* _REQUIRED WORK_: Write out the records that appear below, verbatim and complete, but without pictures.

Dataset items

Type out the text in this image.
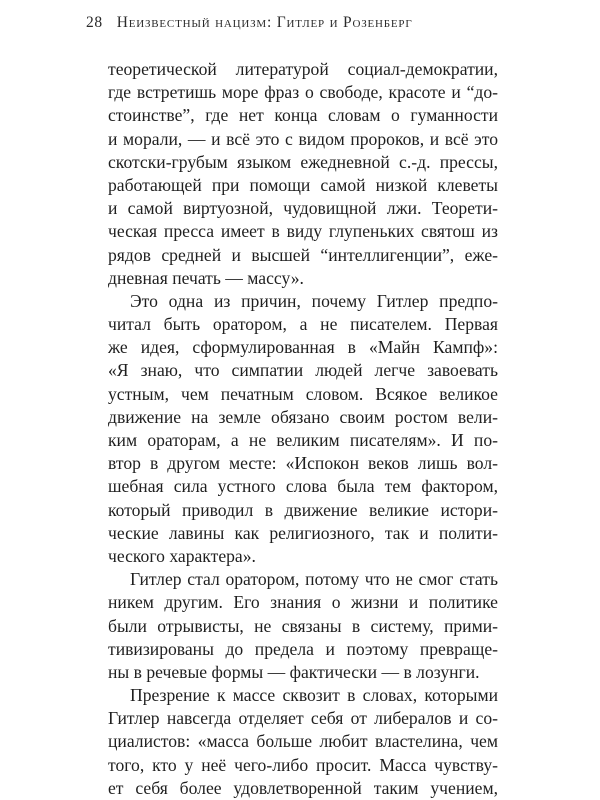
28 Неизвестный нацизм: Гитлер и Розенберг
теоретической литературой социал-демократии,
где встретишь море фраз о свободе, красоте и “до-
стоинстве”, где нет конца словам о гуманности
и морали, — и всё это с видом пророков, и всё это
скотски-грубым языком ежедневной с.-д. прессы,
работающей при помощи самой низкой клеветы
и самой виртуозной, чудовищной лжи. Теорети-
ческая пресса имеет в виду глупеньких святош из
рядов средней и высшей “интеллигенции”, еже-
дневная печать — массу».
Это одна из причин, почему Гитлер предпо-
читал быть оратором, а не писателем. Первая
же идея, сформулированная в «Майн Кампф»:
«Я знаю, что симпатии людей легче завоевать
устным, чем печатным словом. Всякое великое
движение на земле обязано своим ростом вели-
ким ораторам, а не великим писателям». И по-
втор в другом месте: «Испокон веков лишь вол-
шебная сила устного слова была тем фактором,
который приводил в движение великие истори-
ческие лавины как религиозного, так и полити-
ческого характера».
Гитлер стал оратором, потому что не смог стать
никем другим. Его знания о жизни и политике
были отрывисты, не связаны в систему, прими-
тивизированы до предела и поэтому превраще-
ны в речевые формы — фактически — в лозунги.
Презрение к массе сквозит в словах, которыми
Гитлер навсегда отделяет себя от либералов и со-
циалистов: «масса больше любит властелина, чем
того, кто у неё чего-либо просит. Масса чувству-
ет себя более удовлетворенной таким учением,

* _CORRECT OUTPUT_:
Type out the text in this image.
28 Неизвестный нацизм: Гитлер и Розенберг
теоретической литературой социал-демократии,
где встретишь море фраз о свободе, красоте и “до-
стоинстве”, где нет конца словам о гуманности
и морали, — и всё это с видом пророков, и всё это
скотски-грубым языком ежедневной с.-д. прессы,
работающей при помощи самой низкой клеветы
и самой виртуозной, чудовищной лжи. Теорети-
ческая пресса имеет в виду глупеньких святош из
рядов средней и высшей “интеллигенции”, еже-
дневная печать — массу».
Это одна из причин, почему Гитлер предпо-
читал быть оратором, а не писателем. Первая
же идея, сформулированная в «Майн Кампф»:
«Я знаю, что симпатии людей легче завоевать
устным, чем печатным словом. Всякое великое
движение на земле обязано своим ростом вели-
ким ораторам, а не великим писателям». И по-
втор в другом месте: «Испокон веков лишь вол-
шебная сила устного слова была тем фактором,
который приводил в движение великие истори-
ческие лавины как религиозного, так и полити-
ческого характера».
Гитлер стал оратором, потому что не смог стать
никем другим. Его знания о жизни и политике
были отрывисты, не связаны в систему, прими-
тивизированы до предела и поэтому превраще-
ны в речевые формы — фактически — в лозунги.
Презрение к массе сквозит в словах, которыми
Гитлер навсегда отделяет себя от либералов и со-
циалистов: «масса больше любит властелина, чем
того, кто у неё чего-либо просит. Масса чувству-
ет себя более удовлетворенной таким учением,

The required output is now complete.